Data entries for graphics
******

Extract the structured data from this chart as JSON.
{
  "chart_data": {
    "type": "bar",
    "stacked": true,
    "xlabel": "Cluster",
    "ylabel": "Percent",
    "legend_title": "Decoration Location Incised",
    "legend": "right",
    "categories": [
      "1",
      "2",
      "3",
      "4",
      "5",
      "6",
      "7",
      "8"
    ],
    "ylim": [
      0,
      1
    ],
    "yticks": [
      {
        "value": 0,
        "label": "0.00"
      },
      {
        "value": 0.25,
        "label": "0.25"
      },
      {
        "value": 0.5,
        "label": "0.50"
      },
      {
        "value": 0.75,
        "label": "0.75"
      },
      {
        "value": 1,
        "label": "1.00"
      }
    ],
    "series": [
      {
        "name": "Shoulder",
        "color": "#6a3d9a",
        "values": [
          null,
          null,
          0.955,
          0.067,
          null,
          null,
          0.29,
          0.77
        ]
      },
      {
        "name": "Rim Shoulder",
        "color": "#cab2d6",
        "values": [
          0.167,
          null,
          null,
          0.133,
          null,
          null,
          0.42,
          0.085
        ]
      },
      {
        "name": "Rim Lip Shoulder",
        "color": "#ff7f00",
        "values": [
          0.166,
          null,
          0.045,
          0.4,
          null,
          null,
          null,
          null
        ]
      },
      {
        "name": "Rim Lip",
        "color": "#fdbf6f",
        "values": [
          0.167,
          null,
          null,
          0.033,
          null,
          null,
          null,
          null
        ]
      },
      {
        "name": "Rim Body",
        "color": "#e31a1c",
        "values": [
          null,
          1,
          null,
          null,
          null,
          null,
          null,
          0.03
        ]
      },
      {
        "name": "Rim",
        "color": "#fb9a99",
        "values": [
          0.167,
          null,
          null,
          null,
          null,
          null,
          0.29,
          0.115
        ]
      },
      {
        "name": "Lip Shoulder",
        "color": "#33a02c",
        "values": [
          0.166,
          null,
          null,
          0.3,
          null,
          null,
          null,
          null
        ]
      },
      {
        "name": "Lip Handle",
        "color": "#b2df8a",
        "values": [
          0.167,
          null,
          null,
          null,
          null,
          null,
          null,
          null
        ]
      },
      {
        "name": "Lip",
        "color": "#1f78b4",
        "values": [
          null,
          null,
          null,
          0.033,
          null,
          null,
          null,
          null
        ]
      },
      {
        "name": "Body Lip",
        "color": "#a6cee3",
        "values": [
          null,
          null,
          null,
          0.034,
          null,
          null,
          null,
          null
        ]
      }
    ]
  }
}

******

__CHALLENGE__:
Output the records above in their entirety, exactly.

__RESPONSE__:
Extract the structured data from this chart as JSON.
{
  "chart_data": {
    "type": "bar",
    "stacked": true,
    "xlabel": "Cluster",
    "ylabel": "Percent",
    "legend_title": "Decoration Location Incised",
    "legend": "right",
    "categories": [
      "1",
      "2",
      "3",
      "4",
      "5",
      "6",
      "7",
      "8"
    ],
    "ylim": [
      0,
      1
    ],
    "yticks": [
      {
        "value": 0,
        "label": "0.00"
      },
      {
        "value": 0.25,
        "label": "0.25"
      },
      {
        "value": 0.5,
        "label": "0.50"
      },
      {
        "value": 0.75,
        "label": "0.75"
      },
      {
        "value": 1,
        "label": "1.00"
      }
    ],
    "series": [
      {
        "name": "Shoulder",
        "color": "#6a3d9a",
        "values": [
          null,
          null,
          0.955,
          0.067,
          null,
          null,
          0.29,
          0.77
        ]
      },
      {
        "name": "Rim Shoulder",
        "color": "#cab2d6",
        "values": [
          0.167,
          null,
          null,
          0.133,
          null,
          null,
          0.42,
          0.085
        ]
      },
      {
        "name": "Rim Lip Shoulder",
        "color": "#ff7f00",
        "values": [
          0.166,
          null,
          0.045,
          0.4,
          null,
          null,
          null,
          null
        ]
      },
      {
        "name": "Rim Lip",
        "color": "#fdbf6f",
        "values": [
          0.167,
          null,
          null,
          0.033,
          null,
          null,
          null,
          null
        ]
      },
      {
        "name": "Rim Body",
        "color": "#e31a1c",
        "values": [
          null,
          1,
          null,
          null,
          null,
          null,
          null,
          0.03
        ]
      },
      {
        "name": "Rim",
        "color": "#fb9a99",
        "values": [
          0.167,
          null,
          null,
          null,
          null,
          null,
          0.29,
          0.115
        ]
      },
      {
        "name": "Lip Shoulder",
        "color": "#33a02c",
        "values": [
          0.166,
          null,
          null,
          0.3,
          null,
          null,
          null,
          null
        ]
      },
      {
        "name": "Lip Handle",
        "color": "#b2df8a",
        "values": [
          0.167,
          null,
          null,
          null,
          null,
          null,
          null,
          null
        ]
      },
      {
        "name": "Lip",
        "color": "#1f78b4",
        "values": [
          null,
          null,
          null,
          0.033,
          null,
          null,
          null,
          null
        ]
      },
      {
        "name": "Body Lip",
        "color": "#a6cee3",
        "values": [
          null,
          null,
          null,
          0.034,
          null,
          null,
          null,
          null
        ]
      }
    ]
  }
}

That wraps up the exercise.